EXERCISE AIM: Write out every line of the listing below exactly as it appears, leaving out the pictures.

++++ RAW RECORDS ++++

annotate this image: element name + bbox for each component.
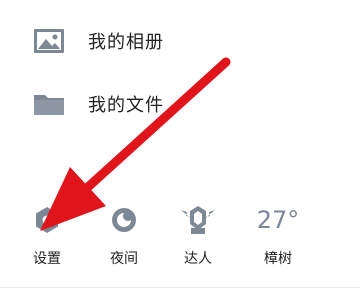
menu-item-label: 我的文件: [88, 95, 164, 116]
bottom-toolbar: 设置 夜间 达人 27° 樟树: [0, 196, 360, 276]
night-mode-button[interactable]: 夜间: [94, 196, 154, 276]
temperature-text: 27°: [256, 206, 300, 234]
settings-icon: [32, 204, 62, 240]
divider: [0, 287, 360, 288]
settings-button[interactable]: 设置: [17, 196, 77, 276]
menu-item-my-files[interactable]: 我的文件: [0, 77, 360, 131]
weather-widget[interactable]: 27° 樟树: [248, 196, 308, 276]
expert-button[interactable]: 达人: [168, 196, 228, 276]
photo-album-icon: [33, 28, 65, 54]
weather-location-label: 樟树: [264, 251, 292, 267]
moon-icon: [109, 204, 139, 240]
night-mode-label: 夜间: [110, 251, 138, 267]
winged-badge-icon: [178, 204, 218, 240]
menu-item-my-album[interactable]: 我的相册: [0, 14, 360, 68]
menu-item-label: 我的相册: [88, 32, 164, 53]
folder-icon: [33, 91, 65, 117]
settings-label: 设置: [33, 251, 61, 267]
expert-label: 达人: [184, 251, 212, 267]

++++

WRITTEN REPLY:
annotate this image: element name + bbox for each component.
menu-item-label: 我的文件: [88, 95, 164, 116]
bottom-toolbar: 设置 夜间 达人 27° 樟树: [0, 196, 360, 276]
night-mode-button[interactable]: 夜间: [94, 196, 154, 276]
temperature-text: 27°: [256, 206, 300, 234]
settings-icon: [32, 204, 62, 240]
divider: [0, 287, 360, 288]
settings-button[interactable]: 设置: [17, 196, 77, 276]
menu-item-my-files[interactable]: 我的文件: [0, 77, 360, 131]
weather-widget[interactable]: 27° 樟树: [248, 196, 308, 276]
expert-button[interactable]: 达人: [168, 196, 228, 276]
photo-album-icon: [33, 28, 65, 54]
weather-location-label: 樟树: [264, 251, 292, 267]
moon-icon: [109, 204, 139, 240]
night-mode-label: 夜间: [110, 251, 138, 267]
winged-badge-icon: [178, 204, 218, 240]
menu-item-my-album[interactable]: 我的相册: [0, 14, 360, 68]
menu-item-label: 我的相册: [88, 32, 164, 53]
folder-icon: [33, 91, 65, 117]
settings-label: 设置: [33, 251, 61, 267]
expert-label: 达人: [184, 251, 212, 267]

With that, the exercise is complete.